### STATED PROBLEM:
Copy exactly the lines from the one containing "What data populates" through the last line of the records, both included, and nothing more.
[Start PROVIDED DATA]
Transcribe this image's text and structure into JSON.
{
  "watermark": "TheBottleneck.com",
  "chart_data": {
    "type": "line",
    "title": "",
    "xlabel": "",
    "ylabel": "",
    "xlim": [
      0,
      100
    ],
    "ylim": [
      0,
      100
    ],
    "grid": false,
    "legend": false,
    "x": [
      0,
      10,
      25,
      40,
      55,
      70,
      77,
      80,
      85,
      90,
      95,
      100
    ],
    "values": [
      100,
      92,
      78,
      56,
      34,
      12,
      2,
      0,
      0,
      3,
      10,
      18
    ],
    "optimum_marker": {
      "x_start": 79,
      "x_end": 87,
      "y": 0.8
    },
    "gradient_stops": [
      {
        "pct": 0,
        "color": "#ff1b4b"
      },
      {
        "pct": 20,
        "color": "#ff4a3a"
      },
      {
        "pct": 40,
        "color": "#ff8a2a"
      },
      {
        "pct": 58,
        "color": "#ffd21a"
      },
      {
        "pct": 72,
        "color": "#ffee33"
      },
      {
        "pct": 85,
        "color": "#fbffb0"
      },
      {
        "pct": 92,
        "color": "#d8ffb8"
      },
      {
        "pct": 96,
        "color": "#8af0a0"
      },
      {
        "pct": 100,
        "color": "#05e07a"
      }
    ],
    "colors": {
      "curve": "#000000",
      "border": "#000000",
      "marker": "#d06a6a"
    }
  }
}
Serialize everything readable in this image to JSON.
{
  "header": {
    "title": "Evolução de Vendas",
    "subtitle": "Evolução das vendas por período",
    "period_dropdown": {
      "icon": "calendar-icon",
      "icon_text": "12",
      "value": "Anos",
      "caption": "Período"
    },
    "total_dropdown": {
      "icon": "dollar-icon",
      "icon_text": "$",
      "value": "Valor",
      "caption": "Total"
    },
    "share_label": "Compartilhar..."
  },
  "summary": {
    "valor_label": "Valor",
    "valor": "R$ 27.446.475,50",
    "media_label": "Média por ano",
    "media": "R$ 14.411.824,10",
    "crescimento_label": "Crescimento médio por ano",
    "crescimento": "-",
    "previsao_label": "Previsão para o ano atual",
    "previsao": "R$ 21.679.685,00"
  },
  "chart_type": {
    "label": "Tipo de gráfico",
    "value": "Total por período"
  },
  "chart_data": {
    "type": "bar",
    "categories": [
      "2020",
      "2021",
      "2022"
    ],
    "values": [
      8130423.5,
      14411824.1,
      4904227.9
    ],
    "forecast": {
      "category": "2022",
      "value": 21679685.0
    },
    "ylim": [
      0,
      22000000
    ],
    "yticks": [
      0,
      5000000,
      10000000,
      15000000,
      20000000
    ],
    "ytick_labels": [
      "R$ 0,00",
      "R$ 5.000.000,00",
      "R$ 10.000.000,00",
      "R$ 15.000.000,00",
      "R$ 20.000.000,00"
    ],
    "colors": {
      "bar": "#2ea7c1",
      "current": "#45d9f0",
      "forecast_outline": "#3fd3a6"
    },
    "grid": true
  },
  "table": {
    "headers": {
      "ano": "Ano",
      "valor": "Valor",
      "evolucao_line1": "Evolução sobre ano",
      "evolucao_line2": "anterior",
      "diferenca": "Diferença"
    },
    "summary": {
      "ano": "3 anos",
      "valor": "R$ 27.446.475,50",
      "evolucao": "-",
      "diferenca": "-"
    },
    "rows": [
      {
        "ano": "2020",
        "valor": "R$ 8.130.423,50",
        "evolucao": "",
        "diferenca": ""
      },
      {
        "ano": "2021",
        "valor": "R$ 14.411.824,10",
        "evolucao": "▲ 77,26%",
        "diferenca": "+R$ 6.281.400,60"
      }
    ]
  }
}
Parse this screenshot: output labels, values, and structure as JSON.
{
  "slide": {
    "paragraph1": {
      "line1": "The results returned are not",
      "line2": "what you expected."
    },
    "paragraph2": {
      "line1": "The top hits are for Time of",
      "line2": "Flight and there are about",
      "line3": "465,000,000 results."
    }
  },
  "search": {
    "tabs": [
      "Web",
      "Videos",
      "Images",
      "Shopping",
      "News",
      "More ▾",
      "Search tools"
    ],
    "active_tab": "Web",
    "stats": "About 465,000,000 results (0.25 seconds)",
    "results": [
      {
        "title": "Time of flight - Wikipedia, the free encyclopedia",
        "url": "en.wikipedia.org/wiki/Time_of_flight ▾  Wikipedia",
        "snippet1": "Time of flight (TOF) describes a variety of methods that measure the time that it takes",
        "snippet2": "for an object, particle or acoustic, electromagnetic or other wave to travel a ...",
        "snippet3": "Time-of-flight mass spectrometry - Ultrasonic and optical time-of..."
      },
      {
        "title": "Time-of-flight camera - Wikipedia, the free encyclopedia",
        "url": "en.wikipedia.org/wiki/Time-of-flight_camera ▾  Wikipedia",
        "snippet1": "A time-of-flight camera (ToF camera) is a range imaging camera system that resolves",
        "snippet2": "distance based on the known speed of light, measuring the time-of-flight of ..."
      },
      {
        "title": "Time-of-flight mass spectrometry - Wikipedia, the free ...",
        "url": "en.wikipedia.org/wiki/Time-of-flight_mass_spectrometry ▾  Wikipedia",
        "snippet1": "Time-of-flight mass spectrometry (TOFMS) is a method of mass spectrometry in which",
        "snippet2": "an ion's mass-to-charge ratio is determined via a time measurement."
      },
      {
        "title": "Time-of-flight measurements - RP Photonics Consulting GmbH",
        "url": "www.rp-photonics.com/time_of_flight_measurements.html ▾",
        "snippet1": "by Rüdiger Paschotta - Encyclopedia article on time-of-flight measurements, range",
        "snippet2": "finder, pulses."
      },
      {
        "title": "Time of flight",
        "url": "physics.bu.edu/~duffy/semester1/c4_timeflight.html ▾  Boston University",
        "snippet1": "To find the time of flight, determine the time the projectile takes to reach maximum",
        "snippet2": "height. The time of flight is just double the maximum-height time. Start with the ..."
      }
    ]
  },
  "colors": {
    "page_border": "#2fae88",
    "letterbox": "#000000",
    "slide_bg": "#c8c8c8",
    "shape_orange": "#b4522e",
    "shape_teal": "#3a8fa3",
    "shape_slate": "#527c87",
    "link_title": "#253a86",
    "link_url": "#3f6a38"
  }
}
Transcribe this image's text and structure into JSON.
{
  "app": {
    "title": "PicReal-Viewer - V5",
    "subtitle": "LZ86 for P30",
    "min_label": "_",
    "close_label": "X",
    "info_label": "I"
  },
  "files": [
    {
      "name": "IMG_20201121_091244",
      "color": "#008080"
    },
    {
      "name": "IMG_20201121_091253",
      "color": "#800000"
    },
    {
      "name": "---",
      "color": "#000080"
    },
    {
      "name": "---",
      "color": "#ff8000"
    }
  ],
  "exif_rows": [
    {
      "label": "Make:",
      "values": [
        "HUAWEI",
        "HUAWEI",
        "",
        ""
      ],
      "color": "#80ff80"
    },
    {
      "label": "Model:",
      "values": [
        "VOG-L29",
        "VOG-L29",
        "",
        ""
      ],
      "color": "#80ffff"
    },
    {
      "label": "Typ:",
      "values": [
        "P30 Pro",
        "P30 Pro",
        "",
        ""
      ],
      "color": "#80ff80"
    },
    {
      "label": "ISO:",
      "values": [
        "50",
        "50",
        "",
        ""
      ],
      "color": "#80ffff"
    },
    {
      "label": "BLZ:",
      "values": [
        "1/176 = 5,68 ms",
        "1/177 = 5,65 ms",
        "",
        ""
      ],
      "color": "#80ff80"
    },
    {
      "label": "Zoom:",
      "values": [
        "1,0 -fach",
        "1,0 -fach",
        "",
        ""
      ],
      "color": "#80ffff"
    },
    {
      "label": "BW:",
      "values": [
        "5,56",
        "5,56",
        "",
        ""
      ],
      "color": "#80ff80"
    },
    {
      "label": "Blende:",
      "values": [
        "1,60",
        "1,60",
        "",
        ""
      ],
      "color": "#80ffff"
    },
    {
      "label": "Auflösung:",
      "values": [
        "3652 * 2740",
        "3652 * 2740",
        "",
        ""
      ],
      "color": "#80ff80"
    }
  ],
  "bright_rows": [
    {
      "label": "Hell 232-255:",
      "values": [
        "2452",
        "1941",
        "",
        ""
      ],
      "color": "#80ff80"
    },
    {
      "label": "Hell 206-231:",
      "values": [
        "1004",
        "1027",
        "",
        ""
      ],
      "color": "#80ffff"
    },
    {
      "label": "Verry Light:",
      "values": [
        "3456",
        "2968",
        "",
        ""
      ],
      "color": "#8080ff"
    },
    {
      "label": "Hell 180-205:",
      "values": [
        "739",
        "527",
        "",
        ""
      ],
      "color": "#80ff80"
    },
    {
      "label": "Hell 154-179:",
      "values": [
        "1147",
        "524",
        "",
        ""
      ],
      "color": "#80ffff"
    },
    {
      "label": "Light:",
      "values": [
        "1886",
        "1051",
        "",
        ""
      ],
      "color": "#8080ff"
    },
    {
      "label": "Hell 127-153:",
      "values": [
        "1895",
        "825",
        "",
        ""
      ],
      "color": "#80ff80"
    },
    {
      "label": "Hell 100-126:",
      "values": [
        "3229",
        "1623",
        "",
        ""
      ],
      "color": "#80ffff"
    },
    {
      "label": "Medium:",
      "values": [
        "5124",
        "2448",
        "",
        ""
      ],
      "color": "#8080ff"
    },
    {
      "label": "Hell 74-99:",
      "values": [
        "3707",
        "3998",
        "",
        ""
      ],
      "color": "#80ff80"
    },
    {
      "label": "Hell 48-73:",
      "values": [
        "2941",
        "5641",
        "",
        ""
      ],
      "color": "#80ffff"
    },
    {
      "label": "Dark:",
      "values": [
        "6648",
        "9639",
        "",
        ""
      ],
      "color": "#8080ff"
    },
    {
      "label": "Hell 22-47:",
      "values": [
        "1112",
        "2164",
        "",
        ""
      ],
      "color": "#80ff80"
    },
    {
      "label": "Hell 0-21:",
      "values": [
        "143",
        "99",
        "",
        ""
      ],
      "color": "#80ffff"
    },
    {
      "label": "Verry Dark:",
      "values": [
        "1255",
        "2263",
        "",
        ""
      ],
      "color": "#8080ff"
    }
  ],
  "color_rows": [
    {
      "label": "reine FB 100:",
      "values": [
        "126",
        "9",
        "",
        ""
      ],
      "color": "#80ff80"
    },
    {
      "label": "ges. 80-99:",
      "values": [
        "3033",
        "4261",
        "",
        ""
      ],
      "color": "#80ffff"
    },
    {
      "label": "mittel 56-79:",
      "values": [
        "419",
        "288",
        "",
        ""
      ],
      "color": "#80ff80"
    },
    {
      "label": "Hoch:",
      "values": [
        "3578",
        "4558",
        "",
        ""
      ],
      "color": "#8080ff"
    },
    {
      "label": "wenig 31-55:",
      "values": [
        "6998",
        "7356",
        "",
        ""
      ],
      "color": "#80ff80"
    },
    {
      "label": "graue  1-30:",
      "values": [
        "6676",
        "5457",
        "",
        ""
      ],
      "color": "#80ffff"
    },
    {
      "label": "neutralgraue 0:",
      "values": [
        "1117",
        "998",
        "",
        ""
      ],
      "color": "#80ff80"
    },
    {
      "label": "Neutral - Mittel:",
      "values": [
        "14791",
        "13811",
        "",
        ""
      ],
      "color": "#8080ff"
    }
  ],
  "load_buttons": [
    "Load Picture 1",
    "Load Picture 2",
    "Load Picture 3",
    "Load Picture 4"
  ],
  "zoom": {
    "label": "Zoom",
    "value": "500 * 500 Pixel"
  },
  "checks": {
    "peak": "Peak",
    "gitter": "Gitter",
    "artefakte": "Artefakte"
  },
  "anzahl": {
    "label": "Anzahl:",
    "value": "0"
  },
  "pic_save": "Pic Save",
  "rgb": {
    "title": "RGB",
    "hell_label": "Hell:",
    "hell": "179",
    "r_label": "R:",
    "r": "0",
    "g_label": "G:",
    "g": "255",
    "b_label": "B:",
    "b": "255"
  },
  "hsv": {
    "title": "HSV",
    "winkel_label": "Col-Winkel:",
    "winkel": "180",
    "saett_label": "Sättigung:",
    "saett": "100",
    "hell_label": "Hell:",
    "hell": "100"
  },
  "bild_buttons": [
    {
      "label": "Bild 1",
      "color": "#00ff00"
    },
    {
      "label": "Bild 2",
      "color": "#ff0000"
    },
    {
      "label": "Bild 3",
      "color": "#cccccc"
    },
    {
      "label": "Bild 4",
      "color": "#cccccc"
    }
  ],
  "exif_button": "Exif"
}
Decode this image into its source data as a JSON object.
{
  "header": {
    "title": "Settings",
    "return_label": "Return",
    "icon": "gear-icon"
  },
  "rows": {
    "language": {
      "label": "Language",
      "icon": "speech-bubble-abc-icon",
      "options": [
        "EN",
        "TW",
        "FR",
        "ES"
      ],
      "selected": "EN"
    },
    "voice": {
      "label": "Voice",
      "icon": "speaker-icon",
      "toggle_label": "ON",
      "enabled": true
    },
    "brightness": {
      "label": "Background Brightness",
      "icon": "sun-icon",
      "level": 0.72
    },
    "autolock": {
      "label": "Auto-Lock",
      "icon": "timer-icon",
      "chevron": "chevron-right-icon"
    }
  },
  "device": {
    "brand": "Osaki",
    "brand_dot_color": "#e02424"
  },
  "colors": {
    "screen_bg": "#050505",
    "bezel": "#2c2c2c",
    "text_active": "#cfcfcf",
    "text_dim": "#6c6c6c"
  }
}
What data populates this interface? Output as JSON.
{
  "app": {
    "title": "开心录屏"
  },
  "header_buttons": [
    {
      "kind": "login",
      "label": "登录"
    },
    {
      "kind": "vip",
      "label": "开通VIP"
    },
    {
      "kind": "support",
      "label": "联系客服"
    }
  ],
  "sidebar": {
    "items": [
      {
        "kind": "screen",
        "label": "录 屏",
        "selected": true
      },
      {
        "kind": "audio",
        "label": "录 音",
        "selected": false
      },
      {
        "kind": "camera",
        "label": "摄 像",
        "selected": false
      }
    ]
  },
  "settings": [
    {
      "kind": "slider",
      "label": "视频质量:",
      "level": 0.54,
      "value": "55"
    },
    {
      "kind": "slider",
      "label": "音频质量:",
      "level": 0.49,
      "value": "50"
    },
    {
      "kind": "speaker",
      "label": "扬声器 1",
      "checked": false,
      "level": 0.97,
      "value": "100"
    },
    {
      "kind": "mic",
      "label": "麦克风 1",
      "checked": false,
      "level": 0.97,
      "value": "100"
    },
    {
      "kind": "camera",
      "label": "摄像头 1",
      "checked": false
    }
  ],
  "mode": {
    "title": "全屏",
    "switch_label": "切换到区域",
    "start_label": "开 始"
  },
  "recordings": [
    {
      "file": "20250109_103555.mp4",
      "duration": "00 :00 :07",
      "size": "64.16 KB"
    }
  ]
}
[End PROVIDED DATA]
### EXERCISE RESULT:
What data populates this interface? Output as JSON.
{
  "app": {
    "title": "开心录屏"
  },
  "header_buttons": [
    {
      "kind": "login",
      "label": "登录"
    },
    {
      "kind": "vip",
      "label": "开通VIP"
    },
    {
      "kind": "support",
      "label": "联系客服"
    }
  ],
  "sidebar": {
    "items": [
      {
        "kind": "screen",
        "label": "录 屏",
        "selected": true
      },
      {
        "kind": "audio",
        "label": "录 音",
        "selected": false
      },
      {
        "kind": "camera",
        "label": "摄 像",
        "selected": false
      }
    ]
  },
  "settings": [
    {
      "kind": "slider",
      "label": "视频质量:",
      "level": 0.54,
      "value": "55"
    },
    {
      "kind": "slider",
      "label": "音频质量:",
      "level": 0.49,
      "value": "50"
    },
    {
      "kind": "speaker",
      "label": "扬声器 1",
      "checked": false,
      "level": 0.97,
      "value": "100"
    },
    {
      "kind": "mic",
      "label": "麦克风 1",
      "checked": false,
      "level": 0.97,
      "value": "100"
    },
    {
      "kind": "camera",
      "label": "摄像头 1",
      "checked": false
    }
  ],
  "mode": {
    "title": "全屏",
    "switch_label": "切换到区域",
    "start_label": "开 始"
  },
  "recordings": [
    {
      "file": "20250109_103555.mp4",
      "duration": "00 :00 :07",
      "size": "64.16 KB"
    }
  ]
}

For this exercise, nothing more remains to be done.